▶ _Exercise details_: Write out the full set of records exactly. Any pictures in them do not belong in the copy.

## BEGIN Material provided

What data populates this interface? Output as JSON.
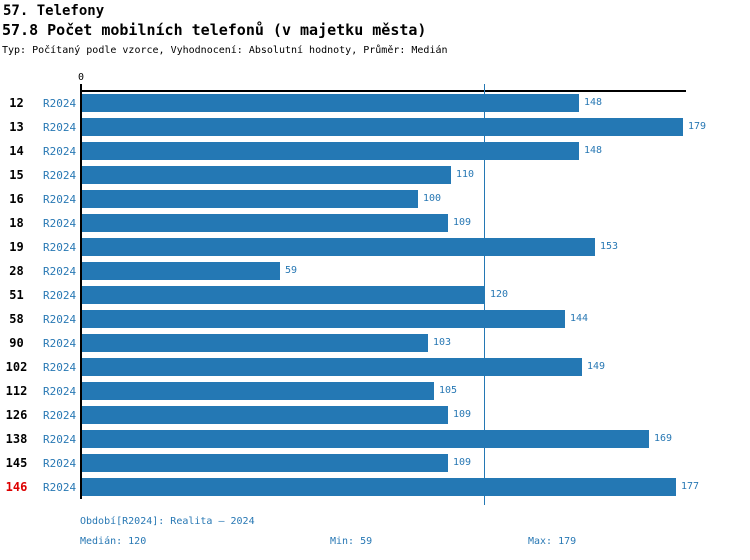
{
  "header": {
    "section_title": "57. Telefony",
    "indicator_title": "57.8 Počet mobilních telefonů (v majetku města)",
    "meta_line": "Typ: Počítaný podle vzorce, Vyhodnocení: Absolutní hodnoty, Průměr: Medián"
  },
  "chart_data": {
    "type": "bar",
    "orientation": "horizontal",
    "title": "57.8 Počet mobilních telefonů (v majetku města)",
    "period_label": "R2024",
    "categories": [
      "12",
      "13",
      "14",
      "15",
      "16",
      "18",
      "19",
      "28",
      "51",
      "58",
      "90",
      "102",
      "112",
      "126",
      "138",
      "145",
      "146"
    ],
    "values": [
      148,
      179,
      148,
      110,
      100,
      109,
      153,
      59,
      120,
      144,
      103,
      149,
      105,
      109,
      169,
      109,
      177
    ],
    "highlighted_category": "146",
    "axis_zero_label": "0",
    "xlim": [
      0,
      180
    ],
    "grid": false,
    "median_value": 120,
    "min_value": 59,
    "max_value": 179,
    "bar_color": "#2478b4",
    "median_line_color": "#2478b4",
    "highlight_color": "#dd0000",
    "label_color": "#2878b4"
  },
  "footer": {
    "period": "Období[R2024]: Realita – 2024",
    "median": "Medián: 120",
    "min": "Min: 59",
    "max": "Max: 179"
  }
}
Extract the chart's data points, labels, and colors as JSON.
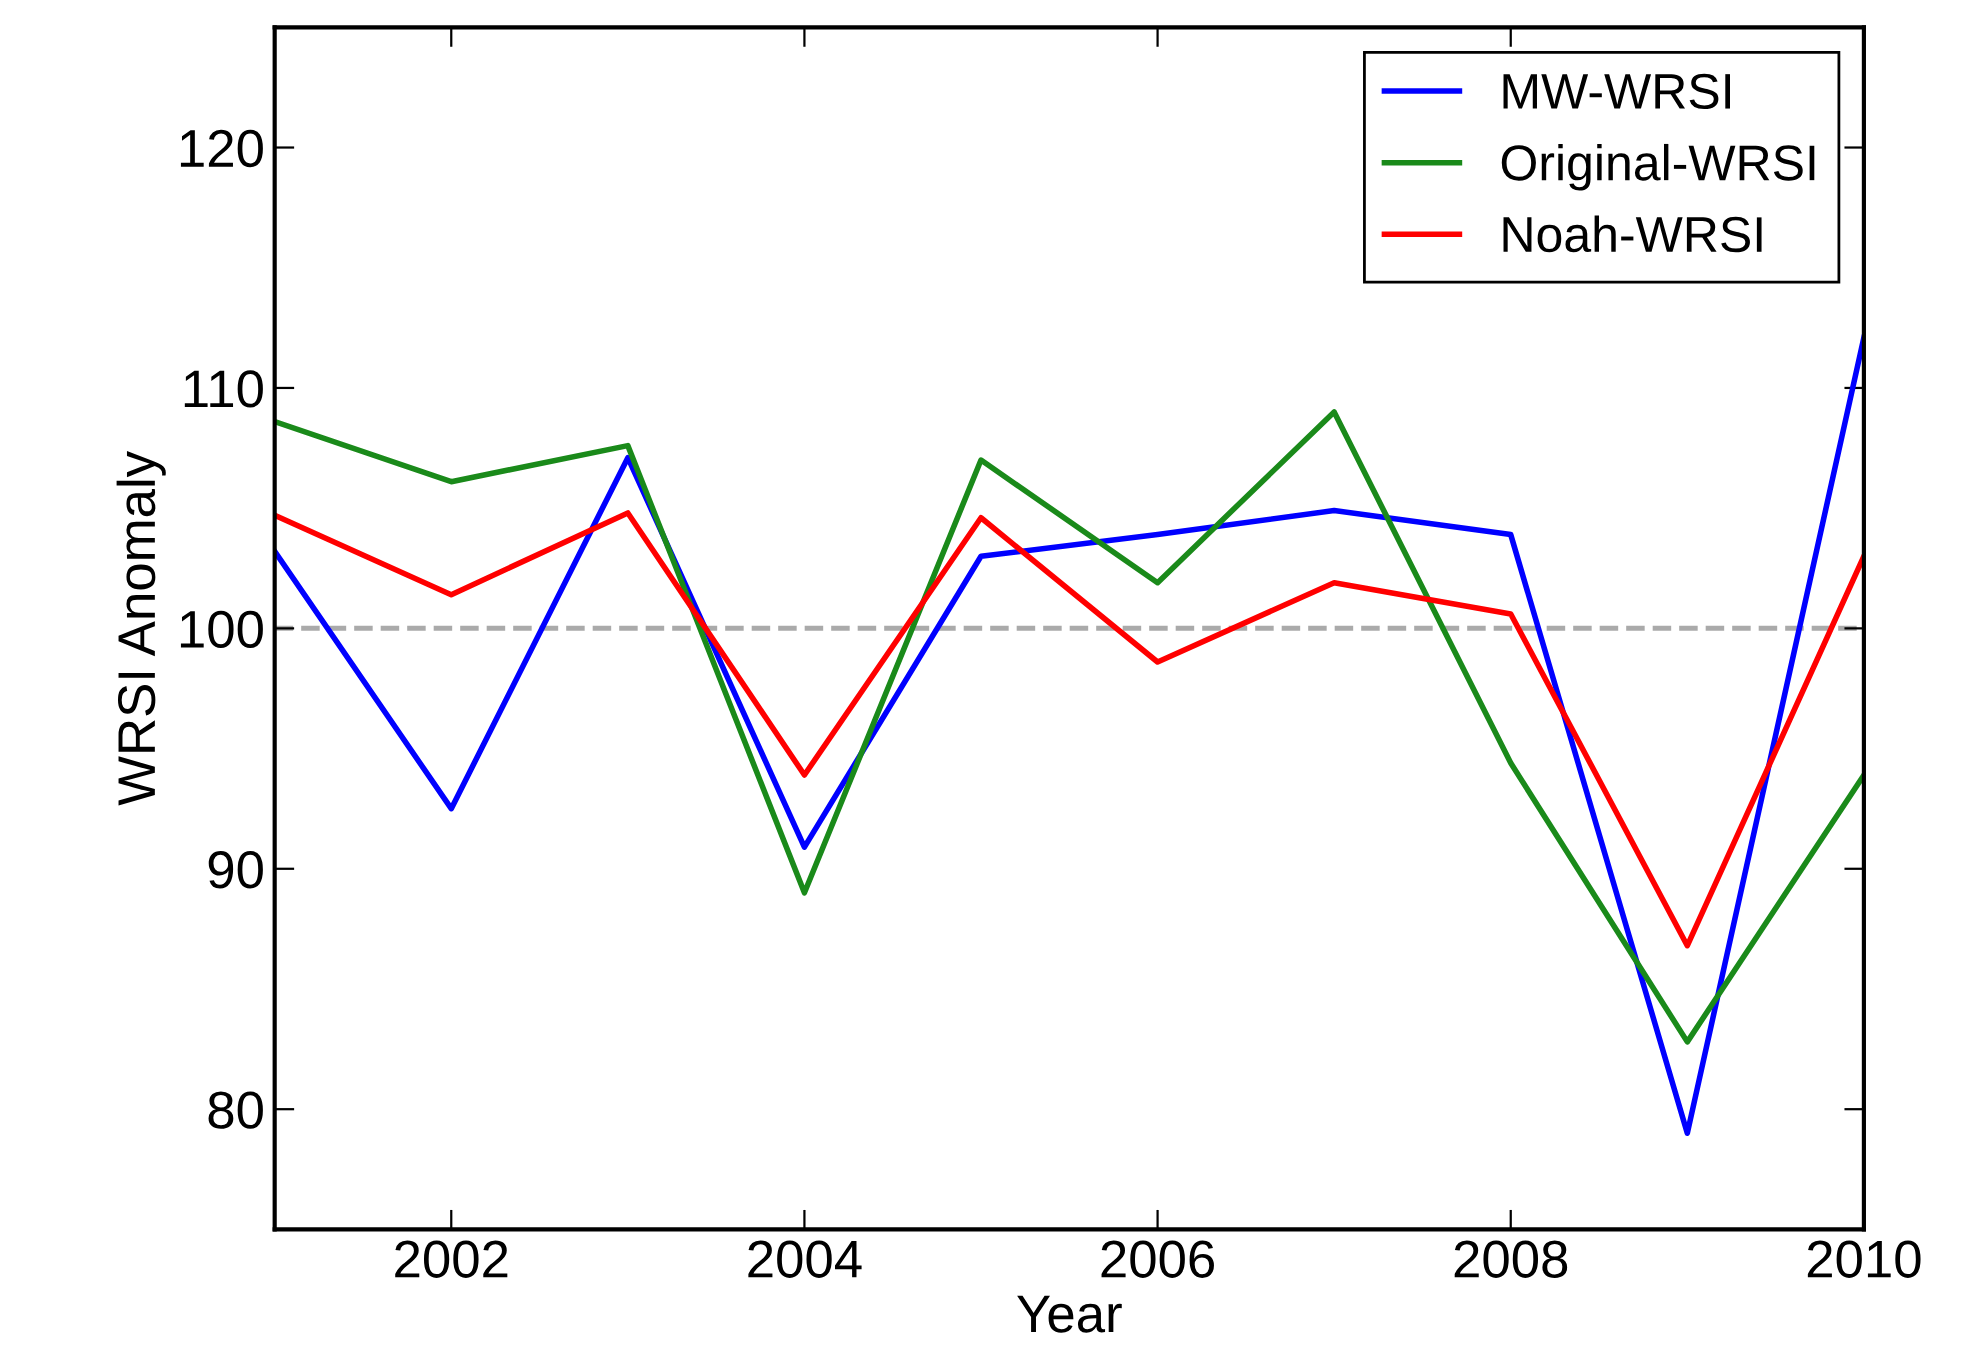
{
  "chart_data": {
    "type": "line",
    "xlabel": "Year",
    "ylabel": "WRSI Anomaly",
    "x": [
      2001,
      2002,
      2003,
      2004,
      2005,
      2006,
      2007,
      2008,
      2009,
      2010
    ],
    "series": [
      {
        "name": "MW-WRSI",
        "color": "#0000ff",
        "values": [
          103.2,
          92.5,
          107.1,
          90.9,
          103.0,
          103.9,
          104.9,
          103.9,
          79.0,
          112.1
        ]
      },
      {
        "name": "Original-WRSI",
        "color": "#1a8a1a",
        "values": [
          108.6,
          106.1,
          107.6,
          89.0,
          107.0,
          101.9,
          109.0,
          94.4,
          82.8,
          93.9
        ]
      },
      {
        "name": "Noah-WRSI",
        "color": "#ff0000",
        "values": [
          104.7,
          101.4,
          104.8,
          93.9,
          104.6,
          98.6,
          101.9,
          100.6,
          86.8,
          103.0
        ]
      }
    ],
    "xlim": [
      2001,
      2010
    ],
    "xticks": [
      2002,
      2004,
      2006,
      2008,
      2010
    ],
    "ylim": [
      75,
      125
    ],
    "yticks": [
      80,
      90,
      100,
      110,
      120
    ],
    "ref_lines": [
      {
        "axis": "y",
        "value": 100,
        "color": "#aaaaaa",
        "line_style": "dashed"
      }
    ],
    "legend": "top right",
    "grid": false,
    "marker": "none",
    "line_style": "solid"
  }
}
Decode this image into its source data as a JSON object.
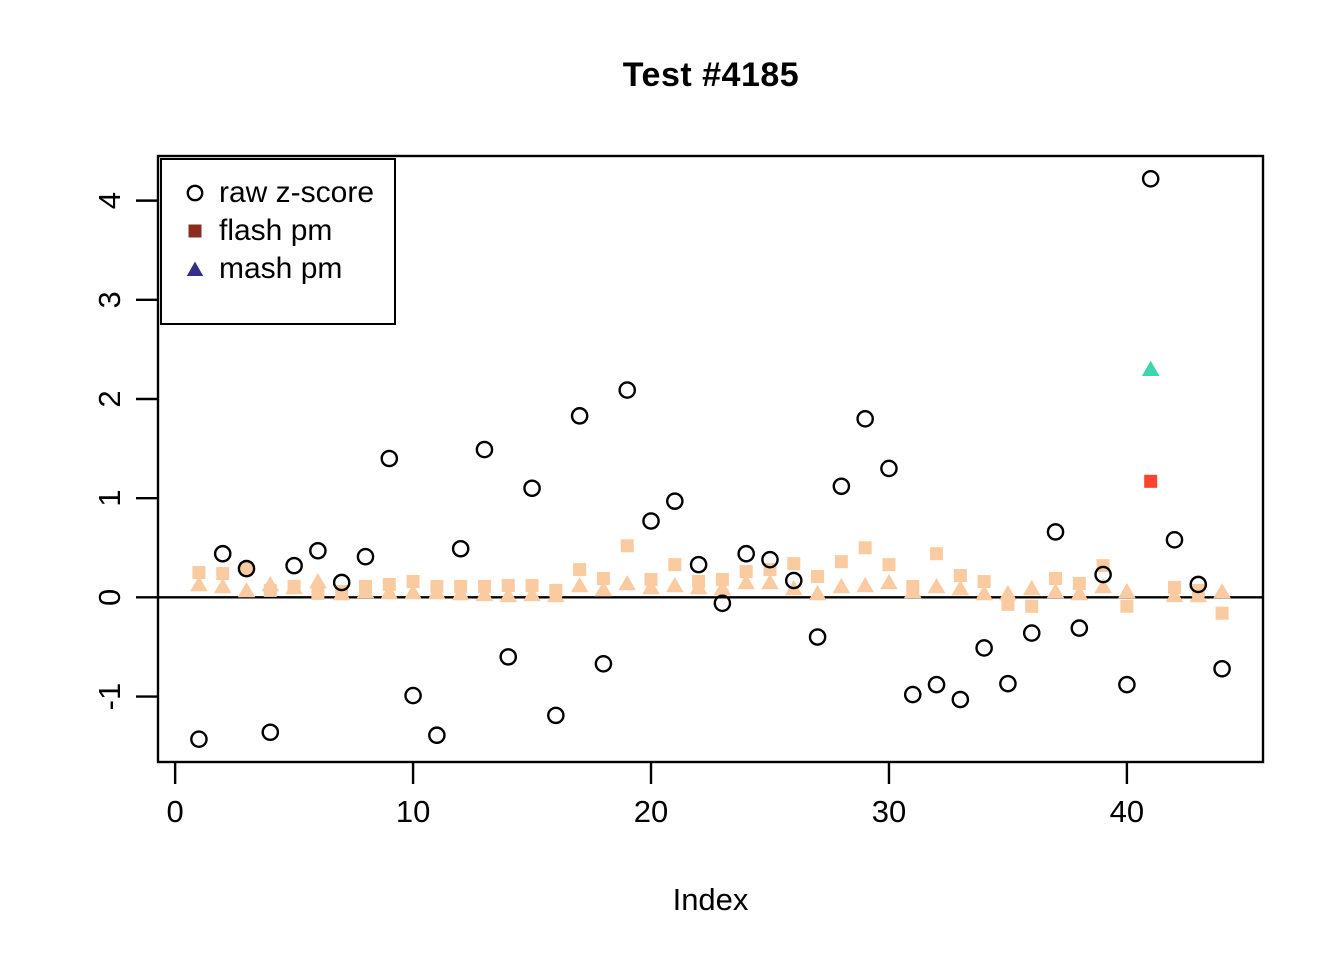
{
  "window": {
    "background": "#ffffff"
  },
  "chart_data": {
    "type": "scatter",
    "title": "Test #4185",
    "xlabel": "Index",
    "ylabel": "",
    "x_is_index": true,
    "n_points": 44,
    "xlim": [
      -0.72,
      45.72
    ],
    "ylim": [
      -1.66,
      4.45
    ],
    "x_ticks": [
      0,
      10,
      20,
      30,
      40
    ],
    "y_ticks": [
      -1,
      0,
      1,
      2,
      3,
      4
    ],
    "grid": false,
    "hline_y": 0,
    "series": [
      {
        "name": "raw z-score",
        "marker": "circle",
        "color": "#000000",
        "fill": "none",
        "values": [
          -1.43,
          0.44,
          0.29,
          -1.36,
          0.32,
          0.47,
          0.15,
          0.41,
          1.4,
          -0.99,
          -1.39,
          0.49,
          1.49,
          -0.6,
          1.1,
          -1.19,
          1.83,
          -0.67,
          2.09,
          0.77,
          0.97,
          0.33,
          -0.06,
          0.44,
          0.38,
          0.17,
          -0.4,
          1.12,
          1.8,
          1.3,
          -0.98,
          -0.88,
          -1.03,
          -0.51,
          -0.87,
          -0.36,
          0.66,
          -0.31,
          0.23,
          -0.88,
          4.22,
          0.58,
          0.13,
          -0.72
        ]
      },
      {
        "name": "flash pm",
        "marker": "square",
        "color": "#FACBA0",
        "highlight": {
          "index": 41,
          "color": "#F9452F"
        },
        "values": [
          0.25,
          0.24,
          0.29,
          0.07,
          0.11,
          0.04,
          0.06,
          0.11,
          0.13,
          0.16,
          0.11,
          0.11,
          0.11,
          0.12,
          0.12,
          0.07,
          0.28,
          0.19,
          0.52,
          0.18,
          0.33,
          0.16,
          0.18,
          0.26,
          0.28,
          0.34,
          0.21,
          0.36,
          0.5,
          0.33,
          0.11,
          0.44,
          0.22,
          0.16,
          -0.07,
          -0.09,
          0.19,
          0.14,
          0.32,
          -0.09,
          1.17,
          0.1,
          0.07,
          -0.16
        ]
      },
      {
        "name": "mash pm",
        "marker": "triangle",
        "color": "#FACBA0",
        "highlight": {
          "index": 41,
          "color": "#3BD6AC"
        },
        "values": [
          0.13,
          0.11,
          0.07,
          0.13,
          0.1,
          0.16,
          0.04,
          0.06,
          0.05,
          0.05,
          0.05,
          0.04,
          0.03,
          0.02,
          0.03,
          0.02,
          0.12,
          0.08,
          0.14,
          0.1,
          0.12,
          0.1,
          0.09,
          0.15,
          0.15,
          0.09,
          0.04,
          0.11,
          0.12,
          0.15,
          0.06,
          0.11,
          0.09,
          0.04,
          0.04,
          0.09,
          0.06,
          0.04,
          0.11,
          0.06,
          2.3,
          0.02,
          0.02,
          0.06
        ]
      }
    ],
    "legend": {
      "position": "topleft",
      "items": [
        {
          "label": "raw z-score",
          "marker": "circle",
          "color": "#000000"
        },
        {
          "label": "flash pm",
          "marker": "square",
          "color": "#8B2C21"
        },
        {
          "label": "mash pm",
          "marker": "triangle",
          "color": "#34308A"
        }
      ]
    },
    "axis_color": "#000000",
    "tick_label_color": "#000000"
  }
}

## END Material provided

▶ _Answer to the exercise_:
What data populates this interface? Output as JSON.
{
  "header": {
    "section_title": "57. Telefony",
    "indicator_title": "57.8 Počet mobilních telefonů (v majetku města)",
    "meta_line": "Typ: Počítaný podle vzorce, Vyhodnocení: Absolutní hodnoty, Průměr: Medián"
  },
  "chart_data": {
    "type": "bar",
    "orientation": "horizontal",
    "title": "57.8 Počet mobilních telefonů (v majetku města)",
    "period_label": "R2024",
    "categories": [
      "12",
      "13",
      "14",
      "15",
      "16",
      "18",
      "19",
      "28",
      "51",
      "58",
      "90",
      "102",
      "112",
      "126",
      "138",
      "145",
      "146"
    ],
    "values": [
      148,
      179,
      148,
      110,
      100,
      109,
      153,
      59,
      120,
      144,
      103,
      149,
      105,
      109,
      169,
      109,
      177
    ],
    "highlighted_category": "146",
    "axis_zero_label": "0",
    "xlim": [
      0,
      180
    ],
    "grid": false,
    "median_value": 120,
    "min_value": 59,
    "max_value": 179,
    "bar_color": "#2478b4",
    "median_line_color": "#2478b4",
    "highlight_color": "#dd0000",
    "label_color": "#2878b4"
  },
  "footer": {
    "period": "Období[R2024]: Realita – 2024",
    "median": "Medián: 120",
    "min": "Min: 59",
    "max": "Max: 179"
  }
}
Extract the chart's data points, labels, and colors as JSON.
{
  "chart_data": {
    "type": "line",
    "xlabel": "Year",
    "ylabel": "WRSI Anomaly",
    "x": [
      2001,
      2002,
      2003,
      2004,
      2005,
      2006,
      2007,
      2008,
      2009,
      2010
    ],
    "series": [
      {
        "name": "MW-WRSI",
        "color": "#0000ff",
        "values": [
          103.2,
          92.5,
          107.1,
          90.9,
          103.0,
          103.9,
          104.9,
          103.9,
          79.0,
          112.1
        ]
      },
      {
        "name": "Original-WRSI",
        "color": "#1a8a1a",
        "values": [
          108.6,
          106.1,
          107.6,
          89.0,
          107.0,
          101.9,
          109.0,
          94.4,
          82.8,
          93.9
        ]
      },
      {
        "name": "Noah-WRSI",
        "color": "#ff0000",
        "values": [
          104.7,
          101.4,
          104.8,
          93.9,
          104.6,
          98.6,
          101.9,
          100.6,
          86.8,
          103.0
        ]
      }
    ],
    "xlim": [
      2001,
      2010
    ],
    "xticks": [
      2002,
      2004,
      2006,
      2008,
      2010
    ],
    "ylim": [
      75,
      125
    ],
    "yticks": [
      80,
      90,
      100,
      110,
      120
    ],
    "ref_lines": [
      {
        "axis": "y",
        "value": 100,
        "color": "#aaaaaa",
        "line_style": "dashed"
      }
    ],
    "legend": "top right",
    "grid": false,
    "marker": "none",
    "line_style": "solid"
  }
}
Decode this image into its source data as a JSON object.
{
  "window": {
    "background": "#ffffff"
  },
  "chart_data": {
    "type": "scatter",
    "title": "Test #4185",
    "xlabel": "Index",
    "ylabel": "",
    "x_is_index": true,
    "n_points": 44,
    "xlim": [
      -0.72,
      45.72
    ],
    "ylim": [
      -1.66,
      4.45
    ],
    "x_ticks": [
      0,
      10,
      20,
      30,
      40
    ],
    "y_ticks": [
      -1,
      0,
      1,
      2,
      3,
      4
    ],
    "grid": false,
    "hline_y": 0,
    "series": [
      {
        "name": "raw z-score",
        "marker": "circle",
        "color": "#000000",
        "fill": "none",
        "values": [
          -1.43,
          0.44,
          0.29,
          -1.36,
          0.32,
          0.47,
          0.15,
          0.41,
          1.4,
          -0.99,
          -1.39,
          0.49,
          1.49,
          -0.6,
          1.1,
          -1.19,
          1.83,
          -0.67,
          2.09,
          0.77,
          0.97,
          0.33,
          -0.06,
          0.44,
          0.38,
          0.17,
          -0.4,
          1.12,
          1.8,
          1.3,
          -0.98,
          -0.88,
          -1.03,
          -0.51,
          -0.87,
          -0.36,
          0.66,
          -0.31,
          0.23,
          -0.88,
          4.22,
          0.58,
          0.13,
          -0.72
        ]
      },
      {
        "name": "flash pm",
        "marker": "square",
        "color": "#FACBA0",
        "highlight": {
          "index": 41,
          "color": "#F9452F"
        },
        "values": [
          0.25,
          0.24,
          0.29,
          0.07,
          0.11,
          0.04,
          0.06,
          0.11,
          0.13,
          0.16,
          0.11,
          0.11,
          0.11,
          0.12,
          0.12,
          0.07,
          0.28,
          0.19,
          0.52,
          0.18,
          0.33,
          0.16,
          0.18,
          0.26,
          0.28,
          0.34,
          0.21,
          0.36,
          0.5,
          0.33,
          0.11,
          0.44,
          0.22,
          0.16,
          -0.07,
          -0.09,
          0.19,
          0.14,
          0.32,
          -0.09,
          1.17,
          0.1,
          0.07,
          -0.16
        ]
      },
      {
        "name": "mash pm",
        "marker": "triangle",
        "color": "#FACBA0",
        "highlight": {
          "index": 41,
          "color": "#3BD6AC"
        },
        "values": [
          0.13,
          0.11,
          0.07,
          0.13,
          0.1,
          0.16,
          0.04,
          0.06,
          0.05,
          0.05,
          0.05,
          0.04,
          0.03,
          0.02,
          0.03,
          0.02,
          0.12,
          0.08,
          0.14,
          0.1,
          0.12,
          0.1,
          0.09,
          0.15,
          0.15,
          0.09,
          0.04,
          0.11,
          0.12,
          0.15,
          0.06,
          0.11,
          0.09,
          0.04,
          0.04,
          0.09,
          0.06,
          0.04,
          0.11,
          0.06,
          2.3,
          0.02,
          0.02,
          0.06
        ]
      }
    ],
    "legend": {
      "position": "topleft",
      "items": [
        {
          "label": "raw z-score",
          "marker": "circle",
          "color": "#000000"
        },
        {
          "label": "flash pm",
          "marker": "square",
          "color": "#8B2C21"
        },
        {
          "label": "mash pm",
          "marker": "triangle",
          "color": "#34308A"
        }
      ]
    },
    "axis_color": "#000000",
    "tick_label_color": "#000000"
  }
}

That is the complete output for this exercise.